Set task: Among the entries below, count the lines that contain the word "shut". Write down only the total.

Recorded data

● ● ●

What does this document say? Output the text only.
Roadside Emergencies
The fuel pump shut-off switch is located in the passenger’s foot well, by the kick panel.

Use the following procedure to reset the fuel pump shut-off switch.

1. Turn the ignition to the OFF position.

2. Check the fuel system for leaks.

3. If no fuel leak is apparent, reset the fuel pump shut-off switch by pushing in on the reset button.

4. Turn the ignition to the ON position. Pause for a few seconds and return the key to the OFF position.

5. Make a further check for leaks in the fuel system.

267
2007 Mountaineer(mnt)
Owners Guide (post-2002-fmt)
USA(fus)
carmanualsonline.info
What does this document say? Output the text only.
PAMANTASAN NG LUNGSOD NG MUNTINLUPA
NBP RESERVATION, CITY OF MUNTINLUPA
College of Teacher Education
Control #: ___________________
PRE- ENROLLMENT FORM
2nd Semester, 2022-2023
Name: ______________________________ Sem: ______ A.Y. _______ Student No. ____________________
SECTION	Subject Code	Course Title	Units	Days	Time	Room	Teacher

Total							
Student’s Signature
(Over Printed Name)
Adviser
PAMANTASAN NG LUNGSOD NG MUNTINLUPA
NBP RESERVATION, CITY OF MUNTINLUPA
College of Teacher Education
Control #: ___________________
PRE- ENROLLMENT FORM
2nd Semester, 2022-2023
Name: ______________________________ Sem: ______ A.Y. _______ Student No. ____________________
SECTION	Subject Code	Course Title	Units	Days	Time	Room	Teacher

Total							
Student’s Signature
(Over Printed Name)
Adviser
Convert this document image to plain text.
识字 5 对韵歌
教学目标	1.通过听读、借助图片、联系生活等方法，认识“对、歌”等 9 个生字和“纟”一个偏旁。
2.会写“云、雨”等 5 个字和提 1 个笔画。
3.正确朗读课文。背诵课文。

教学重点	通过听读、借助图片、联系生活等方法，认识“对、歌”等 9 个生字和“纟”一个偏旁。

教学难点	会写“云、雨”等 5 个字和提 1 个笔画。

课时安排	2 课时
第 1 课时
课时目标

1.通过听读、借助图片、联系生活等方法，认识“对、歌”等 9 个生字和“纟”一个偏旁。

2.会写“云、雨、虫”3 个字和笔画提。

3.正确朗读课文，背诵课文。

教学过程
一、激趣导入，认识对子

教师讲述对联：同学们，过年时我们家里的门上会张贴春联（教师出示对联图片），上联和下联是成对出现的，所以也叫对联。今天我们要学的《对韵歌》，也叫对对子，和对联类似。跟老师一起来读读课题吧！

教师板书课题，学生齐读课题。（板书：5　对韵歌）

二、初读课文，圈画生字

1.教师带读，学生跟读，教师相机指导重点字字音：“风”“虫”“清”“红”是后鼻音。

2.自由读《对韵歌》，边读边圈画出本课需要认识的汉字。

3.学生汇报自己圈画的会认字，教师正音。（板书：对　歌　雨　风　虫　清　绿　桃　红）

● ● ●

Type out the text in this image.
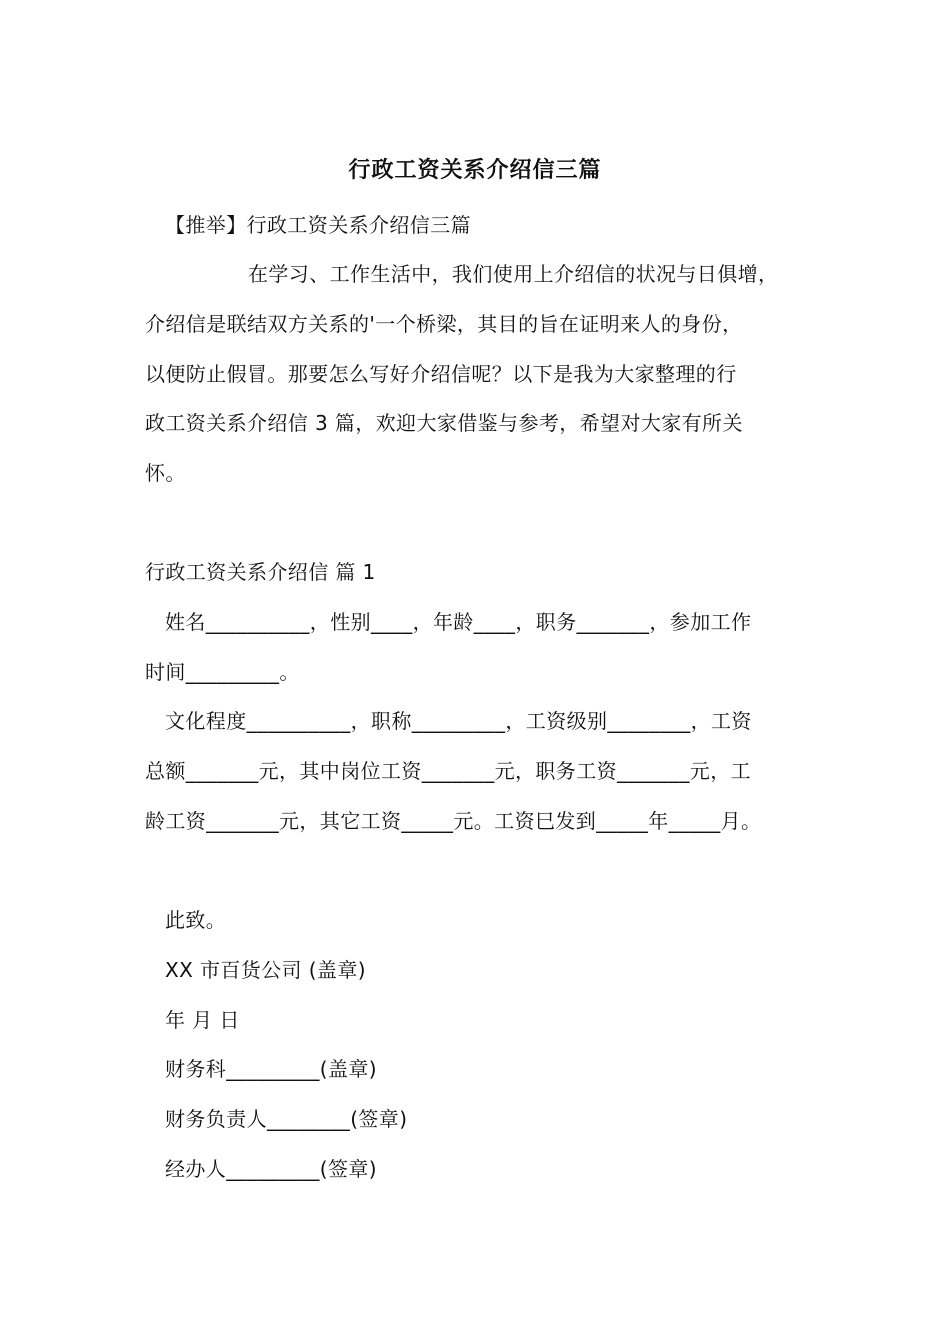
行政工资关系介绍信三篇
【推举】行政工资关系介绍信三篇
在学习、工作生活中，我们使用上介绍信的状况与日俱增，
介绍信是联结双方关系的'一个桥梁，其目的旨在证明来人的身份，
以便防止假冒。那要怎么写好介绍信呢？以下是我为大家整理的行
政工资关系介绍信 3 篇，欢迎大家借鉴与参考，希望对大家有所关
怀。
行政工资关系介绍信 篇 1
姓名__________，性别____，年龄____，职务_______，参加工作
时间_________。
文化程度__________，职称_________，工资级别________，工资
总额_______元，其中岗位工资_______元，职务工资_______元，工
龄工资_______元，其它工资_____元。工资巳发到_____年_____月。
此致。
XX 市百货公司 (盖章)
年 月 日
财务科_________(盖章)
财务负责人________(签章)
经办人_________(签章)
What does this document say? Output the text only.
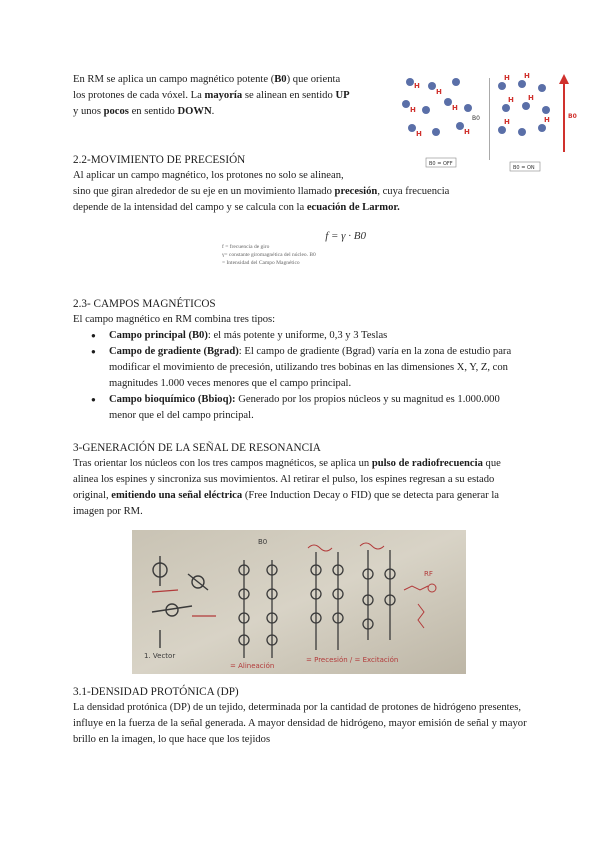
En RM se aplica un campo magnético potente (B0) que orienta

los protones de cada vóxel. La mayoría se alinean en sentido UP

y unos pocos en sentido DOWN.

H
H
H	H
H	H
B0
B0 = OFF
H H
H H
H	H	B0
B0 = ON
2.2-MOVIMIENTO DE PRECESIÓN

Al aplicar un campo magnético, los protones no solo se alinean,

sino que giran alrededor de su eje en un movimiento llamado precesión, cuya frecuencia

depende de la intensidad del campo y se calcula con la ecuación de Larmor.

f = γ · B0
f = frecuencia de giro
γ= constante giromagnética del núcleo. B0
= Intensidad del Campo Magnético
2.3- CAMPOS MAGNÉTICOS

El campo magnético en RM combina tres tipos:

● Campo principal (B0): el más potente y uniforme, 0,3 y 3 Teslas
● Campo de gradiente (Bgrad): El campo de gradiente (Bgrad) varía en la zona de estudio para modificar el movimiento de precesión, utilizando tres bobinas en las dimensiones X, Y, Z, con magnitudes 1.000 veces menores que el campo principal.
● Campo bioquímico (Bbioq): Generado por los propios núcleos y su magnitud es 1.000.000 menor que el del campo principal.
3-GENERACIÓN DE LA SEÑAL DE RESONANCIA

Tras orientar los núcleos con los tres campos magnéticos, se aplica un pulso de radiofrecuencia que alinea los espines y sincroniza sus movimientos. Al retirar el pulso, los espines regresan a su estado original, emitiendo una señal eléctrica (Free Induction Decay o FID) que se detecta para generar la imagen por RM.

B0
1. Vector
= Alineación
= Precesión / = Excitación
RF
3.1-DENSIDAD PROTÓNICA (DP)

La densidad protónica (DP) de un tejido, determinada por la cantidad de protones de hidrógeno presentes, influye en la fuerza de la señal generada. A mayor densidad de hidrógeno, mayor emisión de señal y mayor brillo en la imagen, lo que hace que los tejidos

● ● ●

Full response: 3